*Requirement*:
Repeat every record below exactly, but leave out any pictures.

*Stored data*:
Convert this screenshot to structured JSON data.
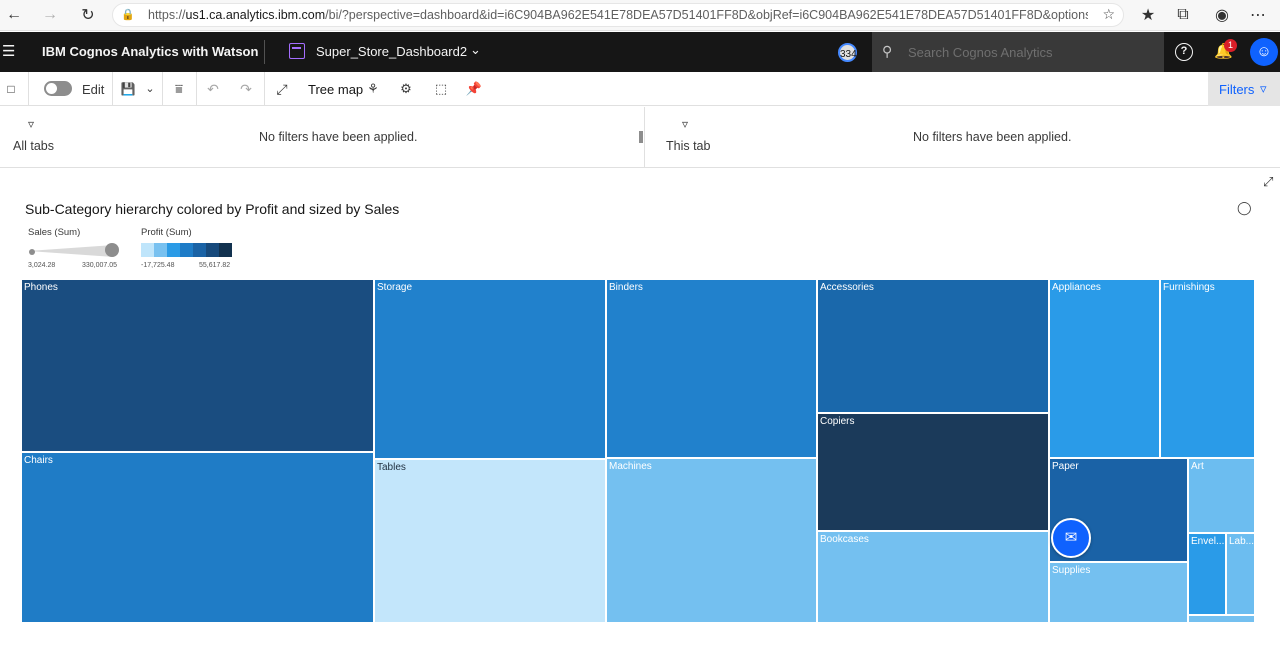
{
  "browser": {
    "url_prefix": "https://",
    "url_host": "us1.ca.analytics.ibm.com",
    "url_rest": "/bi/?perspective=dashboard&id=i6C904BA962E541E78DEA57D51401FF8D&objRef=i6C904BA962E541E78DEA57D51401FF8D&options%5Bdisable..."
  },
  "header": {
    "brand": "IBM Cognos Analytics with Watson",
    "dashboard_name": "Super_Store_Dashboard2",
    "count_badge": "334",
    "search_placeholder": "Search Cognos Analytics",
    "notification_count": "1"
  },
  "toolbar": {
    "edit_label": "Edit",
    "viz_type_label": "Tree map",
    "filters_label": "Filters"
  },
  "filters": {
    "all_tabs_label": "All tabs",
    "all_tabs_message": "No filters have been applied.",
    "this_tab_label": "This tab",
    "this_tab_message": "No filters have been applied."
  },
  "visualization": {
    "title": "Sub-Category hierarchy colored by Profit and sized by Sales",
    "size_legend": {
      "label": "Sales (Sum)",
      "min": "3,024.28",
      "max": "330,007.05"
    },
    "color_legend": {
      "label": "Profit (Sum)",
      "min": "-17,725.48",
      "max": "55,617.82",
      "swatches": [
        "#bfe5fb",
        "#78c1f0",
        "#2b9be6",
        "#1e7cc7",
        "#1a63a6",
        "#174a7c",
        "#12324f"
      ]
    }
  },
  "chart_data": {
    "type": "treemap",
    "title": "Sub-Category hierarchy colored by Profit and sized by Sales",
    "size_measure": "Sales (Sum)",
    "color_measure": "Profit (Sum)",
    "size_range": [
      3024.28,
      330007.05
    ],
    "color_range": [
      -17725.48,
      55617.82
    ],
    "items": [
      {
        "name": "Phones",
        "color": "#1a4d80"
      },
      {
        "name": "Chairs",
        "color": "#1f7cc6"
      },
      {
        "name": "Storage",
        "color": "#2181cc"
      },
      {
        "name": "Tables",
        "color": "#c3e6fb"
      },
      {
        "name": "Binders",
        "color": "#2181cc"
      },
      {
        "name": "Machines",
        "color": "#74c0f0"
      },
      {
        "name": "Accessories",
        "color": "#1a68ab"
      },
      {
        "name": "Copiers",
        "color": "#1b3a5a"
      },
      {
        "name": "Bookcases",
        "color": "#74c0f0"
      },
      {
        "name": "Appliances",
        "color": "#2a9be8"
      },
      {
        "name": "Furnishings",
        "color": "#2a9be8"
      },
      {
        "name": "Paper",
        "color": "#1a62a6"
      },
      {
        "name": "Art",
        "color": "#6cbdf0"
      },
      {
        "name": "Supplies",
        "color": "#74c0f0"
      },
      {
        "name": "Envel...",
        "color": "#2a9be8"
      },
      {
        "name": "Lab...",
        "color": "#6cbdf0"
      },
      {
        "name": "",
        "color": "#74c0f0"
      }
    ]
  }
}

*Exercise response*:
Convert this screenshot to structured JSON data.
{
  "browser": {
    "url_prefix": "https://",
    "url_host": "us1.ca.analytics.ibm.com",
    "url_rest": "/bi/?perspective=dashboard&id=i6C904BA962E541E78DEA57D51401FF8D&objRef=i6C904BA962E541E78DEA57D51401FF8D&options%5Bdisable..."
  },
  "header": {
    "brand": "IBM Cognos Analytics with Watson",
    "dashboard_name": "Super_Store_Dashboard2",
    "count_badge": "334",
    "search_placeholder": "Search Cognos Analytics",
    "notification_count": "1"
  },
  "toolbar": {
    "edit_label": "Edit",
    "viz_type_label": "Tree map",
    "filters_label": "Filters"
  },
  "filters": {
    "all_tabs_label": "All tabs",
    "all_tabs_message": "No filters have been applied.",
    "this_tab_label": "This tab",
    "this_tab_message": "No filters have been applied."
  },
  "visualization": {
    "title": "Sub-Category hierarchy colored by Profit and sized by Sales",
    "size_legend": {
      "label": "Sales (Sum)",
      "min": "3,024.28",
      "max": "330,007.05"
    },
    "color_legend": {
      "label": "Profit (Sum)",
      "min": "-17,725.48",
      "max": "55,617.82",
      "swatches": [
        "#bfe5fb",
        "#78c1f0",
        "#2b9be6",
        "#1e7cc7",
        "#1a63a6",
        "#174a7c",
        "#12324f"
      ]
    }
  },
  "chart_data": {
    "type": "treemap",
    "title": "Sub-Category hierarchy colored by Profit and sized by Sales",
    "size_measure": "Sales (Sum)",
    "color_measure": "Profit (Sum)",
    "size_range": [
      3024.28,
      330007.05
    ],
    "color_range": [
      -17725.48,
      55617.82
    ],
    "items": [
      {
        "name": "Phones",
        "color": "#1a4d80"
      },
      {
        "name": "Chairs",
        "color": "#1f7cc6"
      },
      {
        "name": "Storage",
        "color": "#2181cc"
      },
      {
        "name": "Tables",
        "color": "#c3e6fb"
      },
      {
        "name": "Binders",
        "color": "#2181cc"
      },
      {
        "name": "Machines",
        "color": "#74c0f0"
      },
      {
        "name": "Accessories",
        "color": "#1a68ab"
      },
      {
        "name": "Copiers",
        "color": "#1b3a5a"
      },
      {
        "name": "Bookcases",
        "color": "#74c0f0"
      },
      {
        "name": "Appliances",
        "color": "#2a9be8"
      },
      {
        "name": "Furnishings",
        "color": "#2a9be8"
      },
      {
        "name": "Paper",
        "color": "#1a62a6"
      },
      {
        "name": "Art",
        "color": "#6cbdf0"
      },
      {
        "name": "Supplies",
        "color": "#74c0f0"
      },
      {
        "name": "Envel...",
        "color": "#2a9be8"
      },
      {
        "name": "Lab...",
        "color": "#6cbdf0"
      },
      {
        "name": "",
        "color": "#74c0f0"
      }
    ]
  }
}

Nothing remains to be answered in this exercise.